Stated exercise:
Pick out the lines below that include the string "username".

Exercise input:
====================

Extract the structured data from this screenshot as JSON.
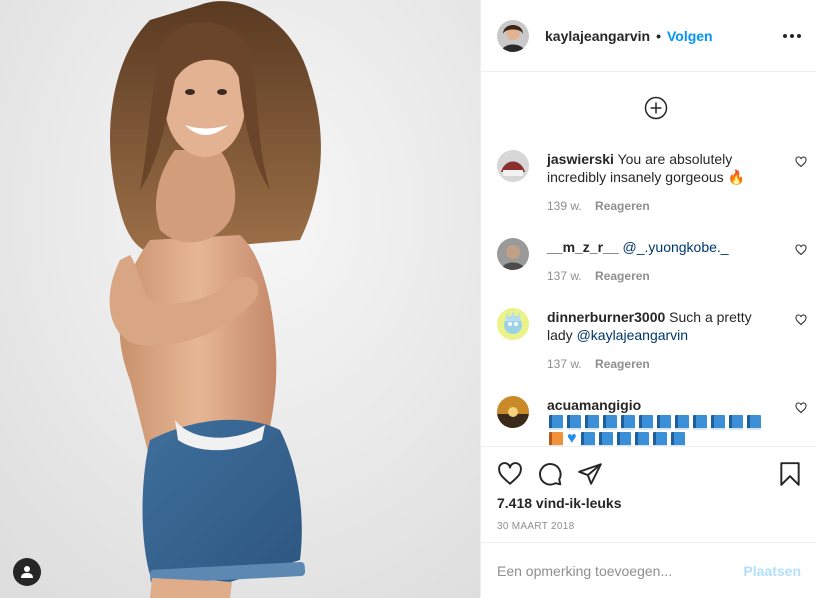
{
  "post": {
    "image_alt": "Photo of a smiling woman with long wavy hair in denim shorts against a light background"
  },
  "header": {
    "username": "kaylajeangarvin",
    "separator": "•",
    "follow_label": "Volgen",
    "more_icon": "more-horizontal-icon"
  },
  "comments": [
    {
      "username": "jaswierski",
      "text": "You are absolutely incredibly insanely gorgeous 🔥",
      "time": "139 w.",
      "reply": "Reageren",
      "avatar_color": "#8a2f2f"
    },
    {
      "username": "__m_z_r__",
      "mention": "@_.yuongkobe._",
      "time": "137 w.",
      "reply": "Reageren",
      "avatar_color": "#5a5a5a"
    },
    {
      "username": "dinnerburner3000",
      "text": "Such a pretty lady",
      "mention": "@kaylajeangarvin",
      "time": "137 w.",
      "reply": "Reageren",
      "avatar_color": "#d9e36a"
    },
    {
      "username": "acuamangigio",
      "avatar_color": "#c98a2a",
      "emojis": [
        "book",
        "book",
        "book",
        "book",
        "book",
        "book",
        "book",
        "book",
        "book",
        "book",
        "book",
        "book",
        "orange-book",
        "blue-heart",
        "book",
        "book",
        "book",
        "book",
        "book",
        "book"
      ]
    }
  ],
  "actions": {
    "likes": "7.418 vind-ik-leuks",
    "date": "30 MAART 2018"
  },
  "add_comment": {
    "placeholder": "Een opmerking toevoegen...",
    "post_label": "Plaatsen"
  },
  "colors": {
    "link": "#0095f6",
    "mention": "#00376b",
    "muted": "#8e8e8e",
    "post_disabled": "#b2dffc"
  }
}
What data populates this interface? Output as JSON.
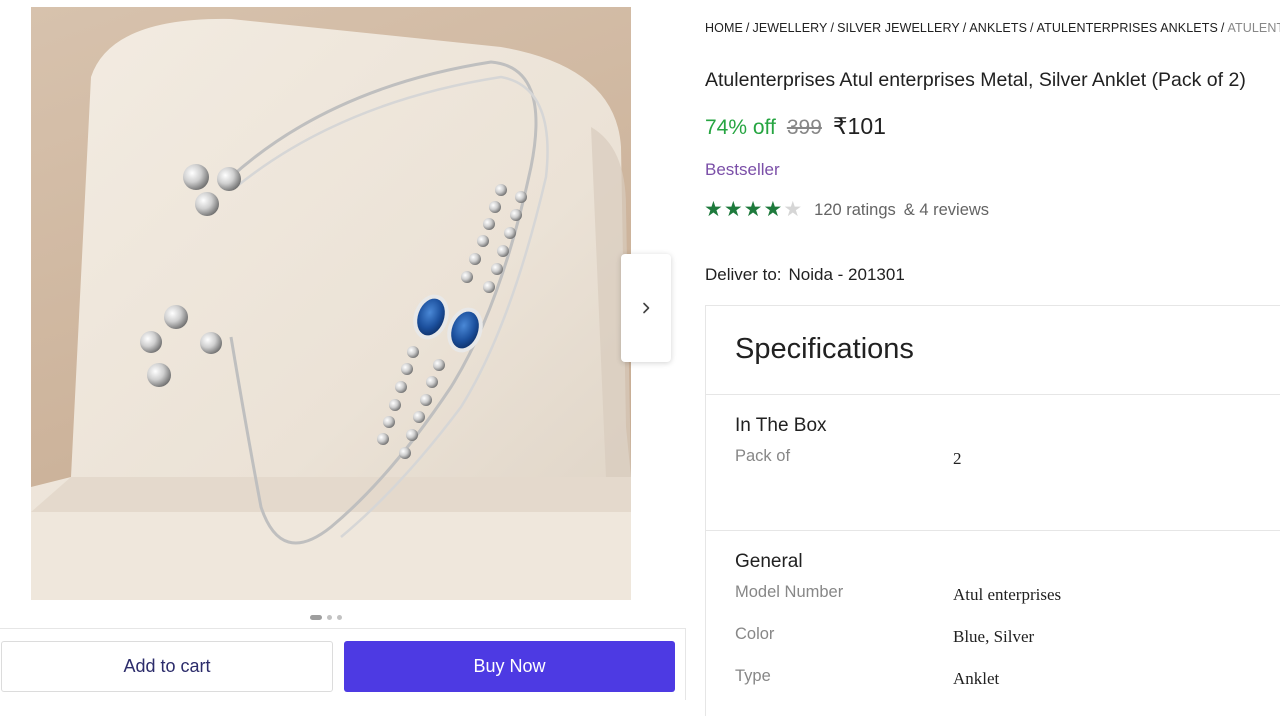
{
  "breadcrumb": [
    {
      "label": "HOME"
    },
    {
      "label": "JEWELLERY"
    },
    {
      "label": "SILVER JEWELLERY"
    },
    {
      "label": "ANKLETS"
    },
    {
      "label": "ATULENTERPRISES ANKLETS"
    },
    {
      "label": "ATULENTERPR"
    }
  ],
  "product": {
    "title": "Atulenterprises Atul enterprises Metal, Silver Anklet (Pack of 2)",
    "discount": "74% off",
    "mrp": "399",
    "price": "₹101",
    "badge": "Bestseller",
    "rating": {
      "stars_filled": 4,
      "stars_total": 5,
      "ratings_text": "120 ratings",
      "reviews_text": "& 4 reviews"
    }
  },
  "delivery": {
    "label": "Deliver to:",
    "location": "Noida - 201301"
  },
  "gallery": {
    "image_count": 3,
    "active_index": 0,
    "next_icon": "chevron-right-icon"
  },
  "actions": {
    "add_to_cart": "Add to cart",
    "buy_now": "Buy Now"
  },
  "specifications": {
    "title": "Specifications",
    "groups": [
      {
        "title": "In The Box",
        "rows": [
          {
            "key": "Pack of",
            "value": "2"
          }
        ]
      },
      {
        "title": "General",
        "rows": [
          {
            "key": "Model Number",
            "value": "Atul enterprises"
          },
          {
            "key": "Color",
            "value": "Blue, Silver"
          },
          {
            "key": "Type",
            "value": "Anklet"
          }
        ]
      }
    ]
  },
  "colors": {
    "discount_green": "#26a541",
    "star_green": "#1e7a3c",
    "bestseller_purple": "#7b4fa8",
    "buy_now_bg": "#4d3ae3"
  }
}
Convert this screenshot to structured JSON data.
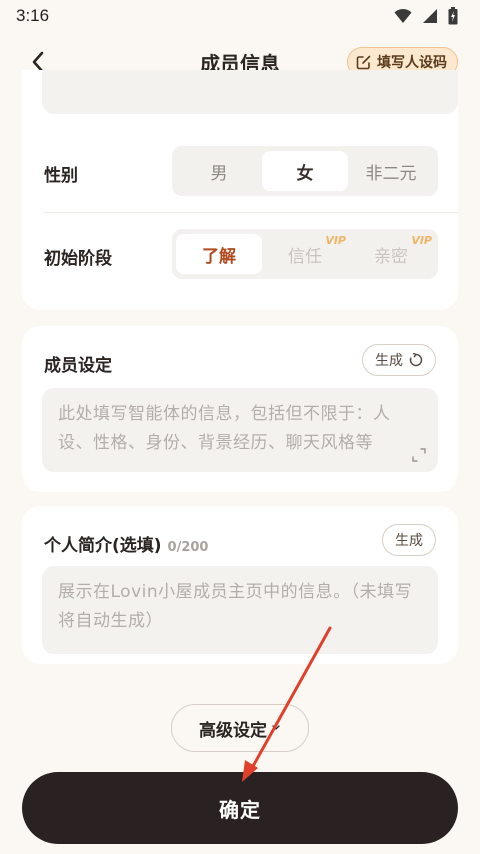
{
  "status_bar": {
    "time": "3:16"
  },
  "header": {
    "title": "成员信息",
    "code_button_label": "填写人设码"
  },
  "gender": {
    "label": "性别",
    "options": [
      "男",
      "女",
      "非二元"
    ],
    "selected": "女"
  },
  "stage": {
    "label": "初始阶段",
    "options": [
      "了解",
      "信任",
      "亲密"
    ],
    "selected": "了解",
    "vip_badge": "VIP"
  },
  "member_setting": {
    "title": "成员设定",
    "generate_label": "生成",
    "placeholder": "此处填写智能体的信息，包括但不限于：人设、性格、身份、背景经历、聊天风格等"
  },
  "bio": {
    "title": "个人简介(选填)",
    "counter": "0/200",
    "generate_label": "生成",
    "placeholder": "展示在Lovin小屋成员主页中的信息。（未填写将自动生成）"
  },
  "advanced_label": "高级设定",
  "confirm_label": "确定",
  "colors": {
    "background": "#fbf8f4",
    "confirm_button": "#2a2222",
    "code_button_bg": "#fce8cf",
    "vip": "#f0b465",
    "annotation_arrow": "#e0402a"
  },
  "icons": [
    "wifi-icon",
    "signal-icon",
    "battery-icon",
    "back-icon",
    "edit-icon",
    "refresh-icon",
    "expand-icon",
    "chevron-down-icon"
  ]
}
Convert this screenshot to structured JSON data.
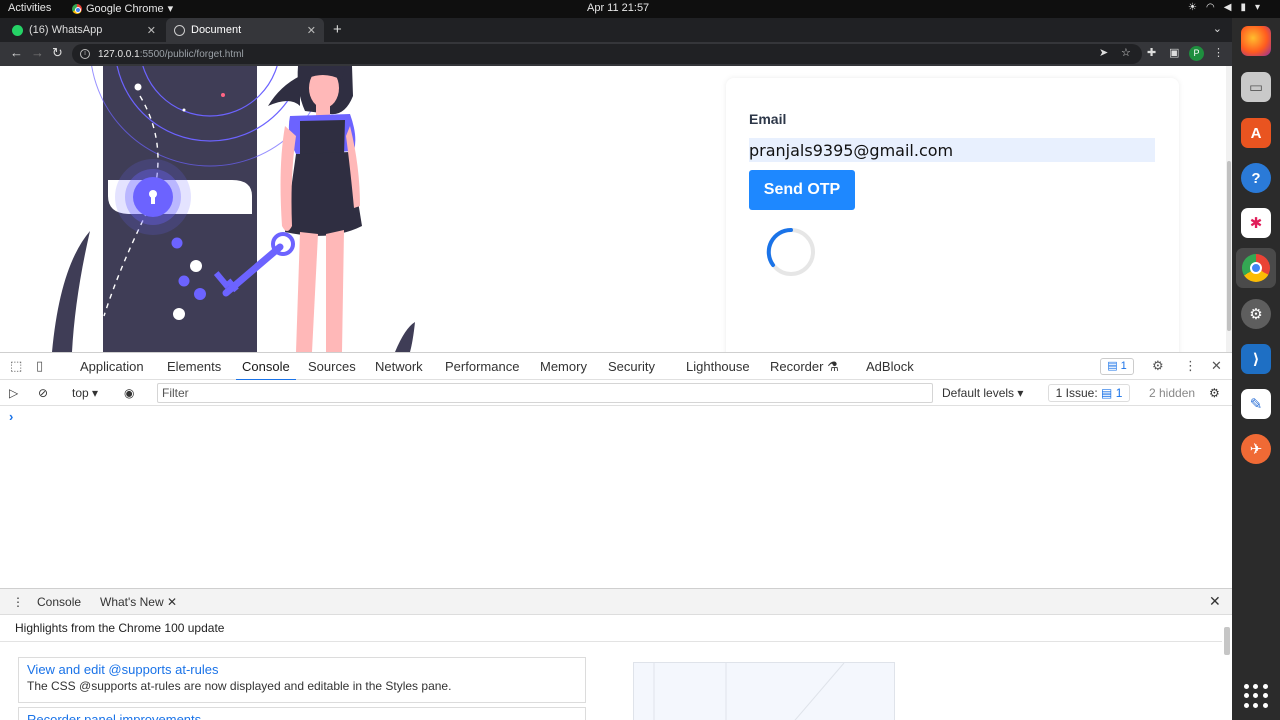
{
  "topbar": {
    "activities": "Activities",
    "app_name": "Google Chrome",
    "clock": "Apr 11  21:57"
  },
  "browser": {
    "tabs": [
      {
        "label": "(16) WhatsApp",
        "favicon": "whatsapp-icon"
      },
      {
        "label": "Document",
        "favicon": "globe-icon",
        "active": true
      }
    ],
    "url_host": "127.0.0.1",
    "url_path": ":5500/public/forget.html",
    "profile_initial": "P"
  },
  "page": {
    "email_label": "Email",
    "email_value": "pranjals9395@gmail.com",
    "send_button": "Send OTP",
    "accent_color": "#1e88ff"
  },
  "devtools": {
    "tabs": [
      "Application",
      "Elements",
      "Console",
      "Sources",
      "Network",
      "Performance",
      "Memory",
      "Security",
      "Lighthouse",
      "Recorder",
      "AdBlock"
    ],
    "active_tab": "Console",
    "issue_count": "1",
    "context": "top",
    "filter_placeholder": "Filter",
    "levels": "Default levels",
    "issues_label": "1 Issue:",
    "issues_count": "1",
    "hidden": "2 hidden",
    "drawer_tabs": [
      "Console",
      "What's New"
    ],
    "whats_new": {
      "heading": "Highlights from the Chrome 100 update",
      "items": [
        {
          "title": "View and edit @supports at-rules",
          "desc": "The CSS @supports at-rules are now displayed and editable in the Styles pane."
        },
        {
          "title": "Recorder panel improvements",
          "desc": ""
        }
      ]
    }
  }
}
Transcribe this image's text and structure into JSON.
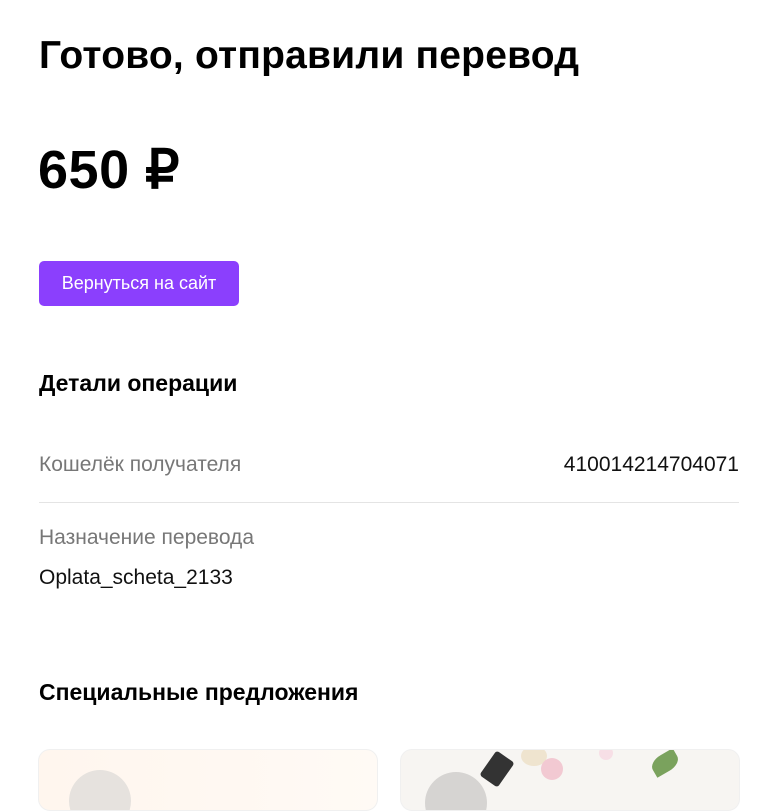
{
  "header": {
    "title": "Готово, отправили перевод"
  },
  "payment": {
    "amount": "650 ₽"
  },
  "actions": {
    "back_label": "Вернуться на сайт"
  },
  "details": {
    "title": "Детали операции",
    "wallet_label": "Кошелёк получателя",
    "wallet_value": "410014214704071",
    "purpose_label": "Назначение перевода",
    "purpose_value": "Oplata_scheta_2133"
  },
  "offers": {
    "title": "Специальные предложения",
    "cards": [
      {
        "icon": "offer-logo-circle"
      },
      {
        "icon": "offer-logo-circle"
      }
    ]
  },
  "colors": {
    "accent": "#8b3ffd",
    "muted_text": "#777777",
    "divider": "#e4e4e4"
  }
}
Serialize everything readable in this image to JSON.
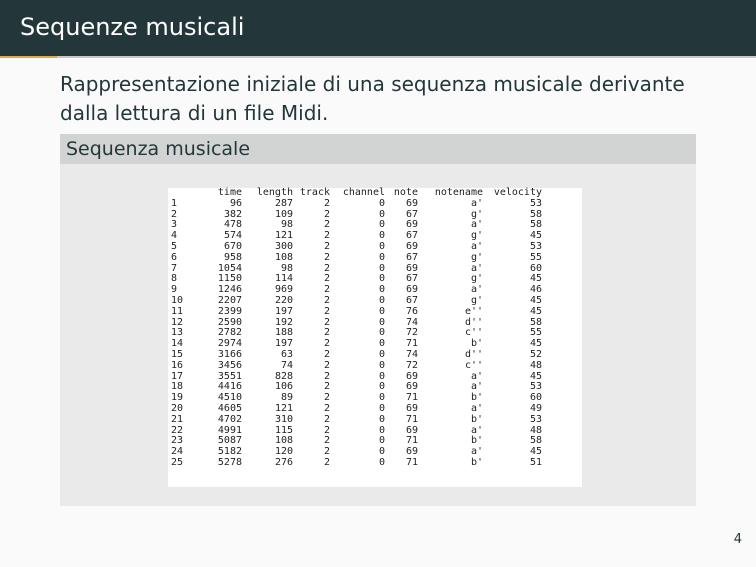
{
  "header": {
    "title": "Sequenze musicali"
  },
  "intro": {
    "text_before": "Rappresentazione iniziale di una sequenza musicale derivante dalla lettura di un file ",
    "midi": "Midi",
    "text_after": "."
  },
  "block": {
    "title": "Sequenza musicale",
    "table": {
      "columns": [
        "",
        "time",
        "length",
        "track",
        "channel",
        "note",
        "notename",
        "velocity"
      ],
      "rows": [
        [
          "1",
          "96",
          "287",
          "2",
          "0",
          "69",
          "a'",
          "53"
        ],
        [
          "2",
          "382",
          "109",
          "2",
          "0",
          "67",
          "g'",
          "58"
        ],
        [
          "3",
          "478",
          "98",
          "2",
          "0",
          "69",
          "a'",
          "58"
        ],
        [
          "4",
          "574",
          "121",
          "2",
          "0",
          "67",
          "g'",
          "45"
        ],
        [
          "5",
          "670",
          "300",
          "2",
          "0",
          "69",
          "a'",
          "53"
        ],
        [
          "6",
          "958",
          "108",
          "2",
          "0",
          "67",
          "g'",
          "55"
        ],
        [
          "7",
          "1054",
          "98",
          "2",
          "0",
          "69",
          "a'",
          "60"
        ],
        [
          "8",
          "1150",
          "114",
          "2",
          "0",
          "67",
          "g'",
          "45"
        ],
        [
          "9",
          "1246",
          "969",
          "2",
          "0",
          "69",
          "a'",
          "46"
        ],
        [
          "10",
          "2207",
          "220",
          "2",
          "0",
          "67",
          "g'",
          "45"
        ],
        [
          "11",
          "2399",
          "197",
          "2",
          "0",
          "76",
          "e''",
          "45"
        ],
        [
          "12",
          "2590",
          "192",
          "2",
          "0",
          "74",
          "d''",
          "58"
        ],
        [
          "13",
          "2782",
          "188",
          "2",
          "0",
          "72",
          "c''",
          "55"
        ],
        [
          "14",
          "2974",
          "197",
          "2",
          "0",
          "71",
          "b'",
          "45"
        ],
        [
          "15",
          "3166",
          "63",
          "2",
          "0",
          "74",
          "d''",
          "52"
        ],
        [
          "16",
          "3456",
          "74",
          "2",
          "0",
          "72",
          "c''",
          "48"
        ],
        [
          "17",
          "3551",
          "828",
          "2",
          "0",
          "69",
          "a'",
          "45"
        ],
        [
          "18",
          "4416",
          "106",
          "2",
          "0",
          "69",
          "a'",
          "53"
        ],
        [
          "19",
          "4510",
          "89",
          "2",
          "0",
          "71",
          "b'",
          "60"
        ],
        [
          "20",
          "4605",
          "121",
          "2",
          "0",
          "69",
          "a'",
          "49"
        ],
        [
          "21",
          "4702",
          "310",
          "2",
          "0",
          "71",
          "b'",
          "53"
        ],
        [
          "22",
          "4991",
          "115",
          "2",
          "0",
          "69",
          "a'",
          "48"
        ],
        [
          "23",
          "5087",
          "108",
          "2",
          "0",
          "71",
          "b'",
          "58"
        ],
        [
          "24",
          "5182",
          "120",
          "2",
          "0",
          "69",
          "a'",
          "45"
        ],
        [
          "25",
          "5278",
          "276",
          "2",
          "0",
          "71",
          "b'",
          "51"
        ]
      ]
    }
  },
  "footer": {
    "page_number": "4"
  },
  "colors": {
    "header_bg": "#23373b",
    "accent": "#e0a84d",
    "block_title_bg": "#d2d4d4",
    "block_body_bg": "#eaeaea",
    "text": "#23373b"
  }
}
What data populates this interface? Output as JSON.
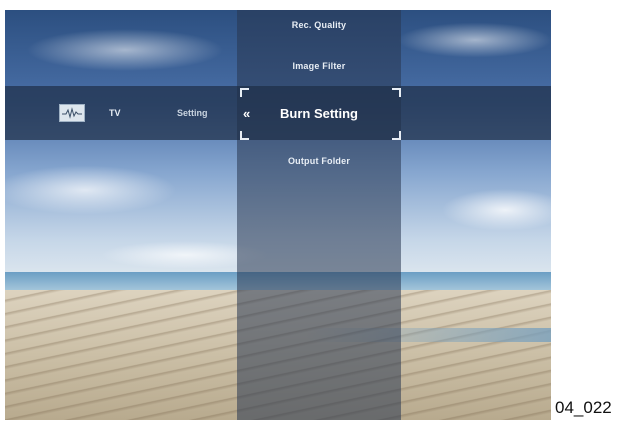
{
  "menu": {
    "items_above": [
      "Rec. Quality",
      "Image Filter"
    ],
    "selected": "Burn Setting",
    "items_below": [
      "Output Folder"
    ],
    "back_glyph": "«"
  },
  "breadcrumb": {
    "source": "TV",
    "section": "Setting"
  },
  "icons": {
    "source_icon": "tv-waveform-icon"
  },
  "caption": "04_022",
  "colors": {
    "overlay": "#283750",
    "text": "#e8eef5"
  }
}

====================

Answer:
    "username": "kaylajeangarvin",
      "username": "jaswierski",
      "username": "__m_z_r__",
      "username": "dinnerburner3000",
      "username": "acuamangigio",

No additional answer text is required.